WRITTEN TASK: Note each line that includes the word "username". Copy those lines.

Lines of data:
************

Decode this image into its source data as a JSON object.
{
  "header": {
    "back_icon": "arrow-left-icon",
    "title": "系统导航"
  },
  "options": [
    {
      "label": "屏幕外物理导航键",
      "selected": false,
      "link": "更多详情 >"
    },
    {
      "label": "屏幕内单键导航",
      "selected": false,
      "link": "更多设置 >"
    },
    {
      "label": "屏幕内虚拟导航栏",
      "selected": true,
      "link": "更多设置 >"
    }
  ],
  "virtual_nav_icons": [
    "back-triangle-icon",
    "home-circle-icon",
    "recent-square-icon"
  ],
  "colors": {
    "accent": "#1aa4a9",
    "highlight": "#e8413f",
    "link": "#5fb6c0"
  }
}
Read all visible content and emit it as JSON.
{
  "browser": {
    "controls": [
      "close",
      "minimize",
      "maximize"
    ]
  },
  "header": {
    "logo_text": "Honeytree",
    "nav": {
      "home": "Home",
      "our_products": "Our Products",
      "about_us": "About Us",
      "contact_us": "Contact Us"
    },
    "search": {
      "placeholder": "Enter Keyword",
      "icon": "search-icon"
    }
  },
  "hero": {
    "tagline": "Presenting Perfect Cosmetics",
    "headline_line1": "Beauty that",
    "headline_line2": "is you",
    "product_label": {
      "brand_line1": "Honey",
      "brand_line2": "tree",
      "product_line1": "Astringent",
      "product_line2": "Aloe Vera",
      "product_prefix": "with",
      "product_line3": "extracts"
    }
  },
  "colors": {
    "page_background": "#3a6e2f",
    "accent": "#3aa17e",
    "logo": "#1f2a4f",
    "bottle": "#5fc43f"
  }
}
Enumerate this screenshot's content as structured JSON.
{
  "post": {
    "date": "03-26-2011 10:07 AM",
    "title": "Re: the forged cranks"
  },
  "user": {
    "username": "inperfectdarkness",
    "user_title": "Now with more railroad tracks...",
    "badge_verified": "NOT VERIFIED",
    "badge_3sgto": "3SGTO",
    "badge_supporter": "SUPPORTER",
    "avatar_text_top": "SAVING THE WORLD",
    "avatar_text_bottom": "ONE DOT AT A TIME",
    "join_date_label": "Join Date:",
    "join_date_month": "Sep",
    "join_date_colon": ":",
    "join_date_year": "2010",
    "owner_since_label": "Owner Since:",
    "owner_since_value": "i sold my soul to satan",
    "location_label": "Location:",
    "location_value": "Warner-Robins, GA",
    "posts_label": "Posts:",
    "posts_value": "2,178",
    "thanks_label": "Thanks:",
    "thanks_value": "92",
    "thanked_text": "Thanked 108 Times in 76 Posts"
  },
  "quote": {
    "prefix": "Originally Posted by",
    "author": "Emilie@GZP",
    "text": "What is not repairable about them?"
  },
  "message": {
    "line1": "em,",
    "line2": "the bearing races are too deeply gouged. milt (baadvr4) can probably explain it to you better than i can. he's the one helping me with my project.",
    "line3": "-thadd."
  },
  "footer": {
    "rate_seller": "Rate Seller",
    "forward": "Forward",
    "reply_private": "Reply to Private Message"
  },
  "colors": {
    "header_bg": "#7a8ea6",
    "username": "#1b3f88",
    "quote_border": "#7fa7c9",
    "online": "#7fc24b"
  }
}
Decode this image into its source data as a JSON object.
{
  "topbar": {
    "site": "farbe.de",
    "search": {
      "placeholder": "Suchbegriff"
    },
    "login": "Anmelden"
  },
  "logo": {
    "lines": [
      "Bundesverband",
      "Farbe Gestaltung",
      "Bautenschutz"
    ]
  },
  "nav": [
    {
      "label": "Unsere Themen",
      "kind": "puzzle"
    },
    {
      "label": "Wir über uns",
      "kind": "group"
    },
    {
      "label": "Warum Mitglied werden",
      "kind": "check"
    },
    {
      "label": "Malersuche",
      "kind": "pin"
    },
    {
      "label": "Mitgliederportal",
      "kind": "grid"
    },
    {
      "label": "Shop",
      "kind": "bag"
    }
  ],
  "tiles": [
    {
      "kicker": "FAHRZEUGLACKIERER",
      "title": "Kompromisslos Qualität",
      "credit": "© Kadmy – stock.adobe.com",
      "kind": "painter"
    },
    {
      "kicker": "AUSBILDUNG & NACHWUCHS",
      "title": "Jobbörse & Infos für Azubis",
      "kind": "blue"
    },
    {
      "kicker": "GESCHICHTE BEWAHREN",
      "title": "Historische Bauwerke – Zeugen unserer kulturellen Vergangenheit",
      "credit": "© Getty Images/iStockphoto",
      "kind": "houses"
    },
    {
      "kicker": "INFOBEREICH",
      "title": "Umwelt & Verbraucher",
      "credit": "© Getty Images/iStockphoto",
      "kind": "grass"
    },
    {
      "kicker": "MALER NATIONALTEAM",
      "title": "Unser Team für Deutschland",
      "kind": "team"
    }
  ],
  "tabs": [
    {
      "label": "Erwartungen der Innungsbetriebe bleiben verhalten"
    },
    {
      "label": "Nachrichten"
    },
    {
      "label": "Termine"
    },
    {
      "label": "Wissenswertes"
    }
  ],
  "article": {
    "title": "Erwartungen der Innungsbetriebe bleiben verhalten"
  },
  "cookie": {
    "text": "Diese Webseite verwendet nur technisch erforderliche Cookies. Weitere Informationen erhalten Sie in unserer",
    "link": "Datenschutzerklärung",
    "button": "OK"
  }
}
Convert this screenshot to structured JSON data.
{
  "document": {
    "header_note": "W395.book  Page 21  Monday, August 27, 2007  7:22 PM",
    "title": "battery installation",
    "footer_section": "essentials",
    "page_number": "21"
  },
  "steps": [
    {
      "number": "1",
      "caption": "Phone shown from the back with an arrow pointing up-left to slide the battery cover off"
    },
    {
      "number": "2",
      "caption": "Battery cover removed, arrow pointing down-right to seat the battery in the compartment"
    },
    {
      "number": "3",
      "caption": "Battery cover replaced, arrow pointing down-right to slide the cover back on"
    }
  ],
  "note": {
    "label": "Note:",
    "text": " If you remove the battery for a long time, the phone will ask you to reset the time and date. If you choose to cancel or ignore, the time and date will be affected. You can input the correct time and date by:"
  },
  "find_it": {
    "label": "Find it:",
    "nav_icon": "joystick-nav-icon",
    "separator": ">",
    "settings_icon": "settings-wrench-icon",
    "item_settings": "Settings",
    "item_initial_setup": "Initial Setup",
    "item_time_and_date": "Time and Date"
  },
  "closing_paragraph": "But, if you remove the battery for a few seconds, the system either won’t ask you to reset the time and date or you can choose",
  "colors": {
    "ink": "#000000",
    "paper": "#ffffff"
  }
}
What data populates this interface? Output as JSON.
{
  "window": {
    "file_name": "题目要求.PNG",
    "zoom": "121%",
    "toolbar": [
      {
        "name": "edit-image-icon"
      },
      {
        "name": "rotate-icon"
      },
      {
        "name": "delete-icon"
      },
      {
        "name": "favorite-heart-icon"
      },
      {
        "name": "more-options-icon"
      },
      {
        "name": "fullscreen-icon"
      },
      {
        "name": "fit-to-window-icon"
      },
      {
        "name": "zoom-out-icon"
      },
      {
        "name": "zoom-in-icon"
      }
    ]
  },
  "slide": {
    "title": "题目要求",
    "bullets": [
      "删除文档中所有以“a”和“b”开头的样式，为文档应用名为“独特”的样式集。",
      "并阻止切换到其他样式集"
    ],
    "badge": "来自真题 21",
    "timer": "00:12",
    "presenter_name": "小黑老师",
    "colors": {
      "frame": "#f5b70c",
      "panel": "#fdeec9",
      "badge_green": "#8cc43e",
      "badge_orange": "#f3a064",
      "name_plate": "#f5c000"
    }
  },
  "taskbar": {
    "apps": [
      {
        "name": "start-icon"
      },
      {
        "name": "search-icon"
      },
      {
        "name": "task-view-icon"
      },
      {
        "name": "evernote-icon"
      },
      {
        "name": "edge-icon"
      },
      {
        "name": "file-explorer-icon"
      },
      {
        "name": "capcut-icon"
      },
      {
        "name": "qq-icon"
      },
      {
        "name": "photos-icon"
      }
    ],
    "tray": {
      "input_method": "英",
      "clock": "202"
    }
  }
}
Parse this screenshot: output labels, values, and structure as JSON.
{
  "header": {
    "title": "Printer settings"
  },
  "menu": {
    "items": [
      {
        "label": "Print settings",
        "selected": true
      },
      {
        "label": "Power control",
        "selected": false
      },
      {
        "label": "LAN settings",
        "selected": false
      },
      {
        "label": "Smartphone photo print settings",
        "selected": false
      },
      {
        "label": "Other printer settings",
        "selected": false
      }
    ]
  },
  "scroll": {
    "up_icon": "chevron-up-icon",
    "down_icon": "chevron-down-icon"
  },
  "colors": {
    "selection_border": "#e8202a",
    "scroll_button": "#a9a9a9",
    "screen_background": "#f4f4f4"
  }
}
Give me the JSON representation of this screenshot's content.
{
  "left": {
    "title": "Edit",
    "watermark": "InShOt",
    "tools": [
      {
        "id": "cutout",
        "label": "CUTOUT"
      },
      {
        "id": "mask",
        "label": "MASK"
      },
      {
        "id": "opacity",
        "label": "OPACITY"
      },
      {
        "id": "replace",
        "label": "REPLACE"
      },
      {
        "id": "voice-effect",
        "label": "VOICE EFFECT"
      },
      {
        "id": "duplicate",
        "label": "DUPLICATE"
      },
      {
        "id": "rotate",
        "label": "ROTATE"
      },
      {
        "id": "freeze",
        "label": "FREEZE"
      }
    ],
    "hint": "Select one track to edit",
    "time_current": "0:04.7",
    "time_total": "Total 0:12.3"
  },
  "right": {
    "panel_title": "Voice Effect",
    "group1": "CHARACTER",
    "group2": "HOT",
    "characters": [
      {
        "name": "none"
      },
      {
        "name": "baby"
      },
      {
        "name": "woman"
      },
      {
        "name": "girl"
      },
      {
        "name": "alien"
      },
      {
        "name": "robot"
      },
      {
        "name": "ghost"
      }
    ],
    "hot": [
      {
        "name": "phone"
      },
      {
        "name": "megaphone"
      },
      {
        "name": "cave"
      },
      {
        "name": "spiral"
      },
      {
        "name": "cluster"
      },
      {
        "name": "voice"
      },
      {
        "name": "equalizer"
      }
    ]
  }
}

************

EXERCISE ANSWER:
    "username": "inperfectdarkness",
    "username": "#1b3f88",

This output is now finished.